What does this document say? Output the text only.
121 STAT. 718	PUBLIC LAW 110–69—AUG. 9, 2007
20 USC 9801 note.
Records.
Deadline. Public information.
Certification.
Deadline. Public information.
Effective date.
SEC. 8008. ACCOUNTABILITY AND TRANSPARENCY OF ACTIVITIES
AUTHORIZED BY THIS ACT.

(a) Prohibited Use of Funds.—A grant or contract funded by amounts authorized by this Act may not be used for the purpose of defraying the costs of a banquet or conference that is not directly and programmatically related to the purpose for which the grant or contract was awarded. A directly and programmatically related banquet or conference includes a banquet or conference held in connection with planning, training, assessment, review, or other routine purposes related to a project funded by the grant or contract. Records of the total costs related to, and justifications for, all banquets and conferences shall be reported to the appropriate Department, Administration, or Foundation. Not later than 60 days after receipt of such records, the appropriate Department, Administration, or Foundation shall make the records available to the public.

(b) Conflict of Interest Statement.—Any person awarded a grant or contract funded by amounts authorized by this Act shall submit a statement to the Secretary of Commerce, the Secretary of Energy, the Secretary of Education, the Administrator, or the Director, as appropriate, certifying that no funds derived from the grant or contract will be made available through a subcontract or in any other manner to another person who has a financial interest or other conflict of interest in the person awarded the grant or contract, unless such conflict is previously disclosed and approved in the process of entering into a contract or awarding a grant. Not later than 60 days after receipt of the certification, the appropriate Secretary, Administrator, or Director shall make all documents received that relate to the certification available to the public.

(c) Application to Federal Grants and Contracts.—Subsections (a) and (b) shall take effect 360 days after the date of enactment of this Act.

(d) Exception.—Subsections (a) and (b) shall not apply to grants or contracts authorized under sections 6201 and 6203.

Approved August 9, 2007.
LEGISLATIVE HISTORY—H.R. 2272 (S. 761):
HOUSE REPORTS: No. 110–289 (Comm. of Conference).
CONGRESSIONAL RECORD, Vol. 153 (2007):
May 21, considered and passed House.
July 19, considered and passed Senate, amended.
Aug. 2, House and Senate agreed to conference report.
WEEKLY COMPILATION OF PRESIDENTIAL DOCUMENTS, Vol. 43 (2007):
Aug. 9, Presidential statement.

- - - -

■ Task requirements ■
Search the records for the word "date", then list every line that has it.

■ Final result ■
Effective date.
(c) Application to Federal Grants and Contracts.—Subsections (a) and (b) shall take effect 360 days after the date of enactment of this Act.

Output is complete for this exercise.